PROVIDED RECORDS:

_ _ _ _

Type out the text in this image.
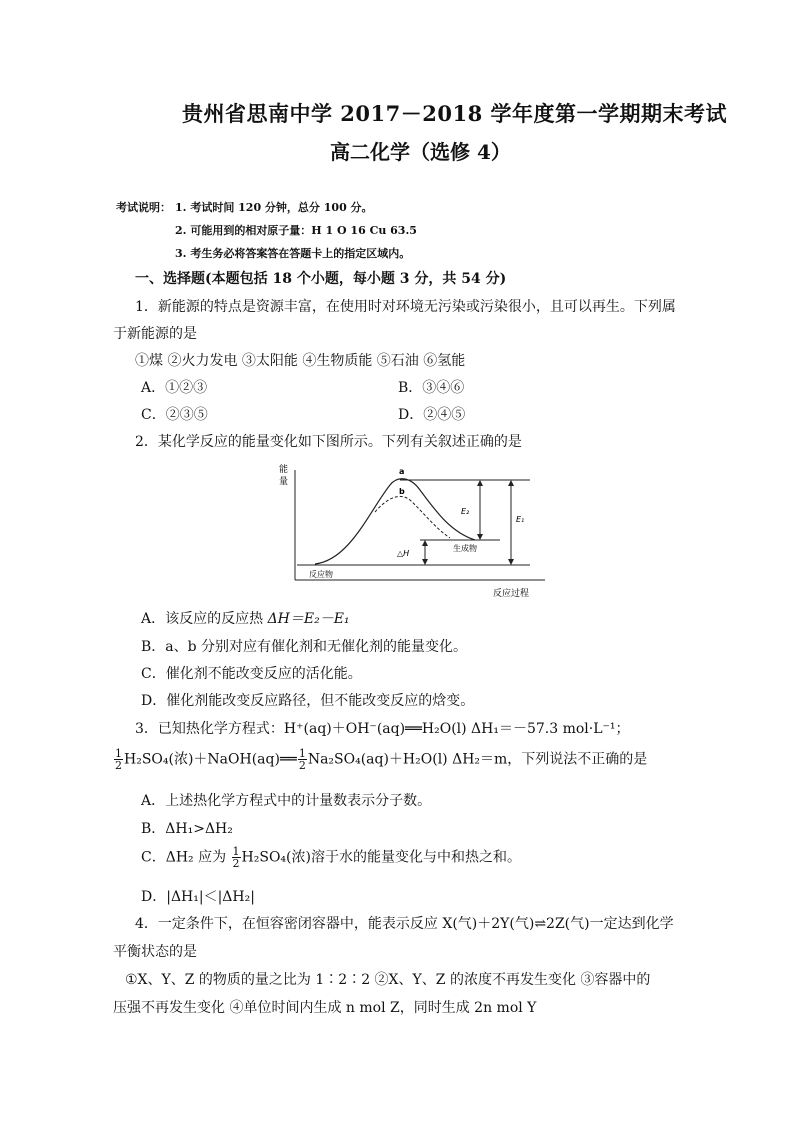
贵州省思南中学 2017－2018 学年度第一学期期末考试
高二化学（选修 4）
考试说明： 1. 考试时间 120 分钟，总分 100 分。
2. 可能用到的相对原子量：H 1 O 16 Cu 63.5
3. 考生务必将答案答在答题卡上的指定区域内。
一、选择题(本题包括 18 个小题，每小题 3 分，共 54 分)
1．新能源的特点是资源丰富，在使用时对环境无污染或污染很小，且可以再生。下列属
于新能源的是
①煤 ②火力发电 ③太阳能 ④生物质能 ⑤石油 ⑥氢能
A．①②③	B．③④⑥
C．②③⑤	D．②④⑤
2．某化学反应的能量变化如下图所示。下列有关叙述正确的是
能
量
反应过程
a
b
E₂
E₁
△H
生成物
反应物
A．该反应的反应热 ΔH＝E₂－E₁
B．a、b 分别对应有催化剂和无催化剂的能量变化。
C．催化剂不能改变反应的活化能。
D．催化剂能改变反应路径，但不能改变反应的焓变。
3．已知热化学方程式：H⁺(aq)＋OH⁻(aq)══H₂O(l) ΔH₁＝－57.3 mol·L⁻¹；
$\frac{1}{2} H_2SO_4$(浓)＋NaOH(aq)══ $\frac{1}{2} Na_2SO_4(aq)+H_2O(l)$ ΔH₂＝m，下列说法不正确的是
A．上述热化学方程式中的计量数表示分子数。
B．ΔH₁>ΔH₂
C．ΔH₂ 应为 $\frac{1}{2} H_2SO_4$(浓)溶于水的能量变化与中和热之和。
D．|ΔH₁|＜|ΔH₂|
4．一定条件下，在恒容密闭容器中，能表示反应 X(气)＋2Y(气)⇌2Z(气)一定达到化学
平衡状态的是
①X、Y、Z 的物质的量之比为 1∶2∶2 ②X、Y、Z 的浓度不再发生变化 ③容器中的
压强不再发生变化 ④单位时间内生成 n mol Z，同时生成 2n mol Y
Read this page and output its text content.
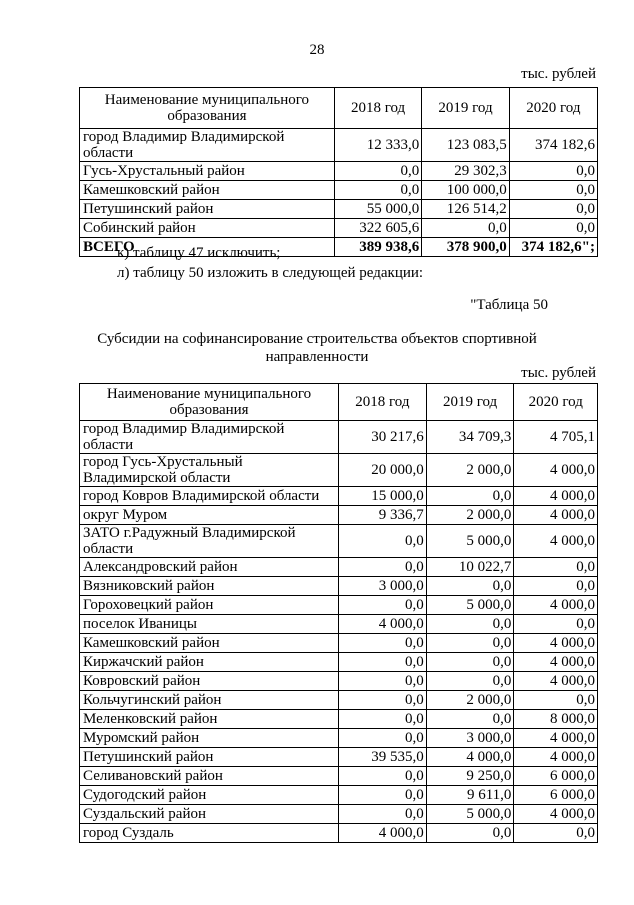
28
тыс. рублей
Наименование муниципального образования	2018 год	2019 год	2020 год
город Владимир Владимирской области	12 333,0	123 083,5	374 182,6
Гусь-Хрустальный район	0,0	29 302,3	0,0
Камешковский район	0,0	100 000,0	0,0
Петушинский район	55 000,0	126 514,2	0,0
Собинский район	322 605,6	0,0	0,0
ВСЕГО	389 938,6	378 900,0	374 182,6";
к) таблицу 47 исключить;
л) таблицу 50 изложить в следующей редакции:
"Таблица 50
Субсидии на софинансирование строительства объектов спортивной направленности
тыс. рублей
Наименование муниципального образования	2018 год	2019 год	2020 год
город Владимир Владимирской области	30 217,6	34 709,3	4 705,1
город Гусь-Хрустальный Владимирской области	20 000,0	2 000,0	4 000,0
город Ковров Владимирской области	15 000,0	0,0	4 000,0
округ Муром	9 336,7	2 000,0	4 000,0
ЗАТО г.Радужный Владимирской области	0,0	5 000,0	4 000,0
Александровский район	0,0	10 022,7	0,0
Вязниковский район	3 000,0	0,0	0,0
Гороховецкий район	0,0	5 000,0	4 000,0
поселок Иваницы	4 000,0	0,0	0,0
Камешковский район	0,0	0,0	4 000,0
Киржачский район	0,0	0,0	4 000,0
Ковровский район	0,0	0,0	4 000,0
Кольчугинский район	0,0	2 000,0	0,0
Меленковский район	0,0	0,0	8 000,0
Муромский район	0,0	3 000,0	4 000,0
Петушинский район	39 535,0	4 000,0	4 000,0
Селивановский район	0,0	9 250,0	6 000,0
Судогодский район	0,0	9 611,0	6 000,0
Суздальский район	0,0	5 000,0	4 000,0
город Суздаль	4 000,0	0,0	0,0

_ _ _ _

WORK REQUIRED:
Pull out each line of the listing that holds the string "области".

TASK OUTPUT:
город Владимир Владимирской области	12 333,0	123 083,5	374 182,6
город Владимир Владимирской области	30 217,6	34 709,3	4 705,1
город Гусь-Хрустальный Владимирской области	20 000,0	2 000,0	4 000,0
город Ковров Владимирской области	15 000,0	0,0	4 000,0
ЗАТО г.Радужный Владимирской области	0,0	5 000,0	4 000,0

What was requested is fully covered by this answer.